* **GIVEN TASK**:
In the material below, find every line with "color" and pull it out.

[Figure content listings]
● ● ● ●

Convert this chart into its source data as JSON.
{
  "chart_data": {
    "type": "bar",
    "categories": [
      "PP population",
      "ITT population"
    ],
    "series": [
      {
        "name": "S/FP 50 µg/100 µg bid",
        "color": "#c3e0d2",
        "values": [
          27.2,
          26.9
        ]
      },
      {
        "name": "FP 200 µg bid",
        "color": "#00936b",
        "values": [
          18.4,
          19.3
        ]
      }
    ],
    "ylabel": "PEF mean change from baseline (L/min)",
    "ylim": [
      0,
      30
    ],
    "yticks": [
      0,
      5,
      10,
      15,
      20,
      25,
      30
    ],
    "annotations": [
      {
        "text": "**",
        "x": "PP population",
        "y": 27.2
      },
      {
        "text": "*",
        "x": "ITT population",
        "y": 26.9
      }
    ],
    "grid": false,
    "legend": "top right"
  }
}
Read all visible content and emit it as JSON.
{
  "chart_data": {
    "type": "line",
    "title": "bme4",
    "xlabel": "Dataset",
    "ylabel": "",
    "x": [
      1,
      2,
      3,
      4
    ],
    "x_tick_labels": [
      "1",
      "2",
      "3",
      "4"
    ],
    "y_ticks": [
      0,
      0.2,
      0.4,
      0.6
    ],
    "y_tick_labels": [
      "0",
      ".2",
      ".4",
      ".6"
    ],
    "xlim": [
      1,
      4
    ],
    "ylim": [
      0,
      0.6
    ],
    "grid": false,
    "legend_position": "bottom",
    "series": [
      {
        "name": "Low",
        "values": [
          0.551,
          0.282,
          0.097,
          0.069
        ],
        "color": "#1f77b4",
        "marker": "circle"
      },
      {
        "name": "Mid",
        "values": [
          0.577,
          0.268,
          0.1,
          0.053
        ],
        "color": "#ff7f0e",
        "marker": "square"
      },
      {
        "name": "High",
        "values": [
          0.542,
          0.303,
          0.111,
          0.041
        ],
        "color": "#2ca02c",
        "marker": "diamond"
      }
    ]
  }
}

● ● ● ●

* **IN RESPONSE**:
        "color": "#c3e0d2",
        "color": "#00936b",
        "color": "#1f77b4",
        "color": "#ff7f0e",
        "color": "#2ca02c",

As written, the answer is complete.